(Extracted records)
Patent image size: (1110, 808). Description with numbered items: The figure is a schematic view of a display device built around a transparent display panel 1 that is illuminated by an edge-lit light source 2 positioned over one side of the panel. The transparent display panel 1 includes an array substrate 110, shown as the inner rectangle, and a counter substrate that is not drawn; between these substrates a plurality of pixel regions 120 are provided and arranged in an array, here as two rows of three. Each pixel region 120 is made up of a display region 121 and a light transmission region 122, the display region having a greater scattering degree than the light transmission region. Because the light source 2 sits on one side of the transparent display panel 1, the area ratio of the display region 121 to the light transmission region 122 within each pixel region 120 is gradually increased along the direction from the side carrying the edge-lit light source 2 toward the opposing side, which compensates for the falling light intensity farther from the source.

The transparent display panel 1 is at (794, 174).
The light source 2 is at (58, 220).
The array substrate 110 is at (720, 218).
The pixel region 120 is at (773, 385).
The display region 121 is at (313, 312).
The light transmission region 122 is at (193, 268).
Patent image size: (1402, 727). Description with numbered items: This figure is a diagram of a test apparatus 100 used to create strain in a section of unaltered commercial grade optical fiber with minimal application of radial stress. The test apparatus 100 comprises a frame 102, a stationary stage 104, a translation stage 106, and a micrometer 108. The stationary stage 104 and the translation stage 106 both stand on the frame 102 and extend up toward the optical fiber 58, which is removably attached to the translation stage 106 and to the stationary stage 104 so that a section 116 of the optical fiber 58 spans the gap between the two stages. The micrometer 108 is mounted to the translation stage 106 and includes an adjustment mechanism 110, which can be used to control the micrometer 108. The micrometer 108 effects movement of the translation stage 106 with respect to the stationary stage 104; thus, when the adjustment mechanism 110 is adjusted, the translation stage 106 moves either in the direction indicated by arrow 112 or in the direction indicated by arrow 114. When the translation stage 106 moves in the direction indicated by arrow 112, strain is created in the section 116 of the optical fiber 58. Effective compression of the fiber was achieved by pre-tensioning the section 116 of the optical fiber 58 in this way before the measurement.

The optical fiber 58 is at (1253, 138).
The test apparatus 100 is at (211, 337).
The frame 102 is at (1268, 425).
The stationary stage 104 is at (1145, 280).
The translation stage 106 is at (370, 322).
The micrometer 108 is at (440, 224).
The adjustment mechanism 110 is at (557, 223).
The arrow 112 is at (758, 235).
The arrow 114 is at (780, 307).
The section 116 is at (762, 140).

### What is being asked
Convert every line of the items above into a JSON list of strings, with one string per line and blank lines omitted.

### Exercise output
[
  "Patent image size: (1110, 808). Description with numbered items: The figure is a schematic view of a display device built around a transparent display panel 1 that is illuminated by an edge-lit light source 2 positioned over one side of the panel. The transparent display panel 1 includes an array substrate 110, shown as the inner rectangle, and a counter substrate that is not drawn; between these substrates a plurality of pixel regions 120 are provided and arranged in an array, here as two rows of three. Each pixel region 120 is made up of a display region 121 and a light transmission region 122, the display region having a greater scattering degree than the light transmission region. Because the light source 2 sits on one side of the transparent display panel 1, the area ratio of the display region 121 to the light transmission region 122 within each pixel region 120 is gradually increased along the direction from the side carrying the edge-lit light source 2 toward the opposing side, which compensates for the falling light intensity farther from the source.",
  "The transparent display panel 1 is at (794, 174).",
  "The light source 2 is at (58, 220).",
  "The array substrate 110 is at (720, 218).",
  "The pixel region 120 is at (773, 385).",
  "The display region 121 is at (313, 312).",
  "The light transmission region 122 is at (193, 268).",
  "Patent image size: (1402, 727). Description with numbered items: This figure is a diagram of a test apparatus 100 used to create strain in a section of unaltered commercial grade optical fiber with minimal application of radial stress. The test apparatus 100 comprises a frame 102, a stationary stage 104, a translation stage 106, and a micrometer 108. The stationary stage 104 and the translation stage 106 both stand on the frame 102 and extend up toward the optical fiber 58, which is removably attached to the translation stage 106 and to the stationary stage 104 so that a section 116 of the optical fiber 58 spans the gap between the two stages. The micrometer 108 is mounted to the translation stage 106 and includes an adjustment mechanism 110, which can be used to control the micrometer 108. The micrometer 108 effects movement of the translation stage 106 with respect to the stationary stage 104; thus, when the adjustment mechanism 110 is adjusted, the translation stage 106 moves either in the direction indicated by arrow 112 or in the direction indicated by arrow 114. When the translation stage 106 moves in the direction indicated by arrow 112, strain is created in the section 116 of the optical fiber 58. Effective compression of the fiber was achieved by pre-tensioning the section 116 of the optical fiber 58 in this way before the measurement.",
  "The optical fiber 58 is at (1253, 138).",
  "The test apparatus 100 is at (211, 337).",
  "The frame 102 is at (1268, 425).",
  "The stationary stage 104 is at (1145, 280).",
  "The translation stage 106 is at (370, 322).",
  "The micrometer 108 is at (440, 224).",
  "The adjustment mechanism 110 is at (557, 223).",
  "The arrow 112 is at (758, 235).",
  "The arrow 114 is at (780, 307).",
  "The section 116 is at (762, 140)."
]